RECORDED DATA:
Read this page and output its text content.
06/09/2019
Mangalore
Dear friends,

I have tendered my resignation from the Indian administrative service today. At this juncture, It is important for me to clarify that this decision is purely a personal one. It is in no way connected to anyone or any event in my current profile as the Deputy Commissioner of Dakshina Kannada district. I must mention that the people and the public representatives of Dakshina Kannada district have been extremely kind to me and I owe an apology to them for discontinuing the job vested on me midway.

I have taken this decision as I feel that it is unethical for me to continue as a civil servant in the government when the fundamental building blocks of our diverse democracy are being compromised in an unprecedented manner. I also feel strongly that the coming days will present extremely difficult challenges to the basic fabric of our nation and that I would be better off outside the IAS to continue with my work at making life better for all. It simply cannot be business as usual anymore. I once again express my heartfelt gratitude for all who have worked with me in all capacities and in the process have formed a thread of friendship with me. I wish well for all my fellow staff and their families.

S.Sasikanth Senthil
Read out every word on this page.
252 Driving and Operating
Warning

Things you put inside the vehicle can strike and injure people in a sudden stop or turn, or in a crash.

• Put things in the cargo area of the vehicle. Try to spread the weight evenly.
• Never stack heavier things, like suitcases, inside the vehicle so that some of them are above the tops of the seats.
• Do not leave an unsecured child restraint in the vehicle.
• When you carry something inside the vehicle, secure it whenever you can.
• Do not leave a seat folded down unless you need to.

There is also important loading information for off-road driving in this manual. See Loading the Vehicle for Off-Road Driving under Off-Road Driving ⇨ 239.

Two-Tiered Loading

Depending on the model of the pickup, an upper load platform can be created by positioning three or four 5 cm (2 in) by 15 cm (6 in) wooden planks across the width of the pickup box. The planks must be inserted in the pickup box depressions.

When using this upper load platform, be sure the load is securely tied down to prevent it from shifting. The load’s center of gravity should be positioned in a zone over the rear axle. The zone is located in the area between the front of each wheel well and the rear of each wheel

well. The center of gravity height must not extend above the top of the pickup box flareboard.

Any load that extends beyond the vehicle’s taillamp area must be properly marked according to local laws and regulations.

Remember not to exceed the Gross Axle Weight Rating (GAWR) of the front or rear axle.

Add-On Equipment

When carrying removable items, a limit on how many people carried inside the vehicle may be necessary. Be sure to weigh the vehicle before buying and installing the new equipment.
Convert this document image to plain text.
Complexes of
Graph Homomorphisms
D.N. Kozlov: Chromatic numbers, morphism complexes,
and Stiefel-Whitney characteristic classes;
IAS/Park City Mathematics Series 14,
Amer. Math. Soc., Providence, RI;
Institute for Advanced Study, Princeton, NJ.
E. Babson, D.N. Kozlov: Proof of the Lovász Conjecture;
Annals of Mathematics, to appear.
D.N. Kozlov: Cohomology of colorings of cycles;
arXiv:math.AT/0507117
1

OBJECTIVE: Please output the entries above, every line exactly as it reads.

EXERCISE ANSWER:
Read this page and output its text content.
06/09/2019
Mangalore
Dear friends,

I have tendered my resignation from the Indian administrative service today. At this juncture, It is important for me to clarify that this decision is purely a personal one. It is in no way connected to anyone or any event in my current profile as the Deputy Commissioner of Dakshina Kannada district. I must mention that the people and the public representatives of Dakshina Kannada district have been extremely kind to me and I owe an apology to them for discontinuing the job vested on me midway.

I have taken this decision as I feel that it is unethical for me to continue as a civil servant in the government when the fundamental building blocks of our diverse democracy are being compromised in an unprecedented manner. I also feel strongly that the coming days will present extremely difficult challenges to the basic fabric of our nation and that I would be better off outside the IAS to continue with my work at making life better for all. It simply cannot be business as usual anymore. I once again express my heartfelt gratitude for all who have worked with me in all capacities and in the process have formed a thread of friendship with me. I wish well for all my fellow staff and their families.

S.Sasikanth Senthil
Read out every word on this page.
252 Driving and Operating
Warning

Things you put inside the vehicle can strike and injure people in a sudden stop or turn, or in a crash.

• Put things in the cargo area of the vehicle. Try to spread the weight evenly.
• Never stack heavier things, like suitcases, inside the vehicle so that some of them are above the tops of the seats.
• Do not leave an unsecured child restraint in the vehicle.
• When you carry something inside the vehicle, secure it whenever you can.
• Do not leave a seat folded down unless you need to.

There is also important loading information for off-road driving in this manual. See Loading the Vehicle for Off-Road Driving under Off-Road Driving ⇨ 239.

Two-Tiered Loading

Depending on the model of the pickup, an upper load platform can be created by positioning three or four 5 cm (2 in) by 15 cm (6 in) wooden planks across the width of the pickup box. The planks must be inserted in the pickup box depressions.

When using this upper load platform, be sure the load is securely tied down to prevent it from shifting. The load’s center of gravity should be positioned in a zone over the rear axle. The zone is located in the area between the front of each wheel well and the rear of each wheel

well. The center of gravity height must not extend above the top of the pickup box flareboard.

Any load that extends beyond the vehicle’s taillamp area must be properly marked according to local laws and regulations.

Remember not to exceed the Gross Axle Weight Rating (GAWR) of the front or rear axle.

Add-On Equipment

When carrying removable items, a limit on how many people carried inside the vehicle may be necessary. Be sure to weigh the vehicle before buying and installing the new equipment.
Convert this document image to plain text.
Complexes of
Graph Homomorphisms
D.N. Kozlov: Chromatic numbers, morphism complexes,
and Stiefel-Whitney characteristic classes;
IAS/Park City Mathematics Series 14,
Amer. Math. Soc., Providence, RI;
Institute for Advanced Study, Princeton, NJ.
E. Babson, D.N. Kozlov: Proof of the Lovász Conjecture;
Annals of Mathematics, to appear.
D.N. Kozlov: Cohomology of colorings of cycles;
arXiv:math.AT/0507117
1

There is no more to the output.